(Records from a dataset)
****************************************

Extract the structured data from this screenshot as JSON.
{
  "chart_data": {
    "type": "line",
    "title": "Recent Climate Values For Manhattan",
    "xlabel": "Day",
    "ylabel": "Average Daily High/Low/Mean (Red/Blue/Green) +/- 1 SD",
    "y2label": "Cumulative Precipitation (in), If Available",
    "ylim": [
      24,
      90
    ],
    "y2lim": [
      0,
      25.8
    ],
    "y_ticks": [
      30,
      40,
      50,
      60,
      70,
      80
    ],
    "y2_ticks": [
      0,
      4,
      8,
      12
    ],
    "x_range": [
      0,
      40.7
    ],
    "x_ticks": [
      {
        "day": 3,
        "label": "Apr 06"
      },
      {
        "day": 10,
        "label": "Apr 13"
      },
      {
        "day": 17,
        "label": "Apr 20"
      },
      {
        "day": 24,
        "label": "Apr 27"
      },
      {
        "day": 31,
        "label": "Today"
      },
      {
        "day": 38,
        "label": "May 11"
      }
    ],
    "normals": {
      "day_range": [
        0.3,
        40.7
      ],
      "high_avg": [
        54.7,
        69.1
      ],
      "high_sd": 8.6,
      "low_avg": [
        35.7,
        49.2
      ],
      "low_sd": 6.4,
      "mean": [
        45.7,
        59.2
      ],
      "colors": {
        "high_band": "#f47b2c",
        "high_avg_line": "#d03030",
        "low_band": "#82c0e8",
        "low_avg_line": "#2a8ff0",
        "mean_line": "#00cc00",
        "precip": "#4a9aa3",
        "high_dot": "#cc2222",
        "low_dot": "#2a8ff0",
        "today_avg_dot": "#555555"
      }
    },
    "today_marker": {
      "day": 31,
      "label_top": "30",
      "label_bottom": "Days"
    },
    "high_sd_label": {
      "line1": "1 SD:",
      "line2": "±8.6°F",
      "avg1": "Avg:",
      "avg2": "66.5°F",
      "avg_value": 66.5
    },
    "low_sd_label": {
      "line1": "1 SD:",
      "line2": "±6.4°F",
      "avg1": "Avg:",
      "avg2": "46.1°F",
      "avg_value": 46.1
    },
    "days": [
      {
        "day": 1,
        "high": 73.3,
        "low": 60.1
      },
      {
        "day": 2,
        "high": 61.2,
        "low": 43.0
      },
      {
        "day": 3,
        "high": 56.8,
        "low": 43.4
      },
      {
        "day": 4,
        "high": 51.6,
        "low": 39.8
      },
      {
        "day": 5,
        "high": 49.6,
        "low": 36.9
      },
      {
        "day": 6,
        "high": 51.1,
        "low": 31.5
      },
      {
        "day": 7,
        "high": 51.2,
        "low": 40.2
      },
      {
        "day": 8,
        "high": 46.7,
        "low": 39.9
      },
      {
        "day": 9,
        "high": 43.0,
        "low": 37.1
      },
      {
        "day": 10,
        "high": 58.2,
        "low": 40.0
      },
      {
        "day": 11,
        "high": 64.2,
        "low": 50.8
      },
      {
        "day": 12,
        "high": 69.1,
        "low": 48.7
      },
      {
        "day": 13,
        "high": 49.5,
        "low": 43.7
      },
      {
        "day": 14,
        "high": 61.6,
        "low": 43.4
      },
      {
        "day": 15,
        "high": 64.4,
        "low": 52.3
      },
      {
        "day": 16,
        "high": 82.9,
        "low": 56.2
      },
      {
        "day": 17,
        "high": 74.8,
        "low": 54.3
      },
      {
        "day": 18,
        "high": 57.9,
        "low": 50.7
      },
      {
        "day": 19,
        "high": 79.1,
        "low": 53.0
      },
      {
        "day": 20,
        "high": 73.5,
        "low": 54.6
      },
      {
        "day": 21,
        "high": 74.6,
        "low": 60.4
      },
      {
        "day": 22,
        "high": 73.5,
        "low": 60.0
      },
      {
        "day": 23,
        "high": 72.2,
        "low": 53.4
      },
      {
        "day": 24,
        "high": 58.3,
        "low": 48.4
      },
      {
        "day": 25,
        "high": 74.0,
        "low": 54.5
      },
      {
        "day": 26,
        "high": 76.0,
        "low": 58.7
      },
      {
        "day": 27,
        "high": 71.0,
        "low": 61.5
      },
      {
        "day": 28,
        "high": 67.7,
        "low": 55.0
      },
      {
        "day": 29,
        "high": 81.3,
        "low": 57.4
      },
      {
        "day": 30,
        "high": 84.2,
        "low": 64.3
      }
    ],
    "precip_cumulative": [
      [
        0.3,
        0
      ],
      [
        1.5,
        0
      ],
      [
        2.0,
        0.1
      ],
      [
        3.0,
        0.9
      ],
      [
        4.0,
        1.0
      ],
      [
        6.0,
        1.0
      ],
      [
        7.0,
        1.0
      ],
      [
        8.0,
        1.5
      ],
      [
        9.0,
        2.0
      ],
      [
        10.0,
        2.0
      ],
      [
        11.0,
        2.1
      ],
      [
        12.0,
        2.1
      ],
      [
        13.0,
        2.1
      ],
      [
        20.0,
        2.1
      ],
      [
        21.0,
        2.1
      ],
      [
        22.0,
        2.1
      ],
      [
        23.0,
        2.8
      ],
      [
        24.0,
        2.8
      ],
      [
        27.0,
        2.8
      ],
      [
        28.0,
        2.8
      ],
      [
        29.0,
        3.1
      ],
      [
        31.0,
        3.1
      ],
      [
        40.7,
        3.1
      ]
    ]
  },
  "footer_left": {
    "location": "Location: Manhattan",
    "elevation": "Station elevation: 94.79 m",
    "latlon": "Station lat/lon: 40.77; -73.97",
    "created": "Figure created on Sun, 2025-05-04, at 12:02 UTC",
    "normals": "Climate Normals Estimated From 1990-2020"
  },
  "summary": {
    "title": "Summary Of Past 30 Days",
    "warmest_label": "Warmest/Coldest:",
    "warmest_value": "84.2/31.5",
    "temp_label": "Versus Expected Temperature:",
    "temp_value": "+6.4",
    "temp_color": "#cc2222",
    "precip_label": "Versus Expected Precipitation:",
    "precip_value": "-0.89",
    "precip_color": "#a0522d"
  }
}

****************************************

GOAL: Output all records verbatim.

COMPLETED TASK:
Extract the structured data from this screenshot as JSON.
{
  "chart_data": {
    "type": "line",
    "title": "Recent Climate Values For Manhattan",
    "xlabel": "Day",
    "ylabel": "Average Daily High/Low/Mean (Red/Blue/Green) +/- 1 SD",
    "y2label": "Cumulative Precipitation (in), If Available",
    "ylim": [
      24,
      90
    ],
    "y2lim": [
      0,
      25.8
    ],
    "y_ticks": [
      30,
      40,
      50,
      60,
      70,
      80
    ],
    "y2_ticks": [
      0,
      4,
      8,
      12
    ],
    "x_range": [
      0,
      40.7
    ],
    "x_ticks": [
      {
        "day": 3,
        "label": "Apr 06"
      },
      {
        "day": 10,
        "label": "Apr 13"
      },
      {
        "day": 17,
        "label": "Apr 20"
      },
      {
        "day": 24,
        "label": "Apr 27"
      },
      {
        "day": 31,
        "label": "Today"
      },
      {
        "day": 38,
        "label": "May 11"
      }
    ],
    "normals": {
      "day_range": [
        0.3,
        40.7
      ],
      "high_avg": [
        54.7,
        69.1
      ],
      "high_sd": 8.6,
      "low_avg": [
        35.7,
        49.2
      ],
      "low_sd": 6.4,
      "mean": [
        45.7,
        59.2
      ],
      "colors": {
        "high_band": "#f47b2c",
        "high_avg_line": "#d03030",
        "low_band": "#82c0e8",
        "low_avg_line": "#2a8ff0",
        "mean_line": "#00cc00",
        "precip": "#4a9aa3",
        "high_dot": "#cc2222",
        "low_dot": "#2a8ff0",
        "today_avg_dot": "#555555"
      }
    },
    "today_marker": {
      "day": 31,
      "label_top": "30",
      "label_bottom": "Days"
    },
    "high_sd_label": {
      "line1": "1 SD:",
      "line2": "±8.6°F",
      "avg1": "Avg:",
      "avg2": "66.5°F",
      "avg_value": 66.5
    },
    "low_sd_label": {
      "line1": "1 SD:",
      "line2": "±6.4°F",
      "avg1": "Avg:",
      "avg2": "46.1°F",
      "avg_value": 46.1
    },
    "days": [
      {
        "day": 1,
        "high": 73.3,
        "low": 60.1
      },
      {
        "day": 2,
        "high": 61.2,
        "low": 43.0
      },
      {
        "day": 3,
        "high": 56.8,
        "low": 43.4
      },
      {
        "day": 4,
        "high": 51.6,
        "low": 39.8
      },
      {
        "day": 5,
        "high": 49.6,
        "low": 36.9
      },
      {
        "day": 6,
        "high": 51.1,
        "low": 31.5
      },
      {
        "day": 7,
        "high": 51.2,
        "low": 40.2
      },
      {
        "day": 8,
        "high": 46.7,
        "low": 39.9
      },
      {
        "day": 9,
        "high": 43.0,
        "low": 37.1
      },
      {
        "day": 10,
        "high": 58.2,
        "low": 40.0
      },
      {
        "day": 11,
        "high": 64.2,
        "low": 50.8
      },
      {
        "day": 12,
        "high": 69.1,
        "low": 48.7
      },
      {
        "day": 13,
        "high": 49.5,
        "low": 43.7
      },
      {
        "day": 14,
        "high": 61.6,
        "low": 43.4
      },
      {
        "day": 15,
        "high": 64.4,
        "low": 52.3
      },
      {
        "day": 16,
        "high": 82.9,
        "low": 56.2
      },
      {
        "day": 17,
        "high": 74.8,
        "low": 54.3
      },
      {
        "day": 18,
        "high": 57.9,
        "low": 50.7
      },
      {
        "day": 19,
        "high": 79.1,
        "low": 53.0
      },
      {
        "day": 20,
        "high": 73.5,
        "low": 54.6
      },
      {
        "day": 21,
        "high": 74.6,
        "low": 60.4
      },
      {
        "day": 22,
        "high": 73.5,
        "low": 60.0
      },
      {
        "day": 23,
        "high": 72.2,
        "low": 53.4
      },
      {
        "day": 24,
        "high": 58.3,
        "low": 48.4
      },
      {
        "day": 25,
        "high": 74.0,
        "low": 54.5
      },
      {
        "day": 26,
        "high": 76.0,
        "low": 58.7
      },
      {
        "day": 27,
        "high": 71.0,
        "low": 61.5
      },
      {
        "day": 28,
        "high": 67.7,
        "low": 55.0
      },
      {
        "day": 29,
        "high": 81.3,
        "low": 57.4
      },
      {
        "day": 30,
        "high": 84.2,
        "low": 64.3
      }
    ],
    "precip_cumulative": [
      [
        0.3,
        0
      ],
      [
        1.5,
        0
      ],
      [
        2.0,
        0.1
      ],
      [
        3.0,
        0.9
      ],
      [
        4.0,
        1.0
      ],
      [
        6.0,
        1.0
      ],
      [
        7.0,
        1.0
      ],
      [
        8.0,
        1.5
      ],
      [
        9.0,
        2.0
      ],
      [
        10.0,
        2.0
      ],
      [
        11.0,
        2.1
      ],
      [
        12.0,
        2.1
      ],
      [
        13.0,
        2.1
      ],
      [
        20.0,
        2.1
      ],
      [
        21.0,
        2.1
      ],
      [
        22.0,
        2.1
      ],
      [
        23.0,
        2.8
      ],
      [
        24.0,
        2.8
      ],
      [
        27.0,
        2.8
      ],
      [
        28.0,
        2.8
      ],
      [
        29.0,
        3.1
      ],
      [
        31.0,
        3.1
      ],
      [
        40.7,
        3.1
      ]
    ]
  },
  "footer_left": {
    "location": "Location: Manhattan",
    "elevation": "Station elevation: 94.79 m",
    "latlon": "Station lat/lon: 40.77; -73.97",
    "created": "Figure created on Sun, 2025-05-04, at 12:02 UTC",
    "normals": "Climate Normals Estimated From 1990-2020"
  },
  "summary": {
    "title": "Summary Of Past 30 Days",
    "warmest_label": "Warmest/Coldest:",
    "warmest_value": "84.2/31.5",
    "temp_label": "Versus Expected Temperature:",
    "temp_value": "+6.4",
    "temp_color": "#cc2222",
    "precip_label": "Versus Expected Precipitation:",
    "precip_value": "-0.89",
    "precip_color": "#a0522d"
  }
}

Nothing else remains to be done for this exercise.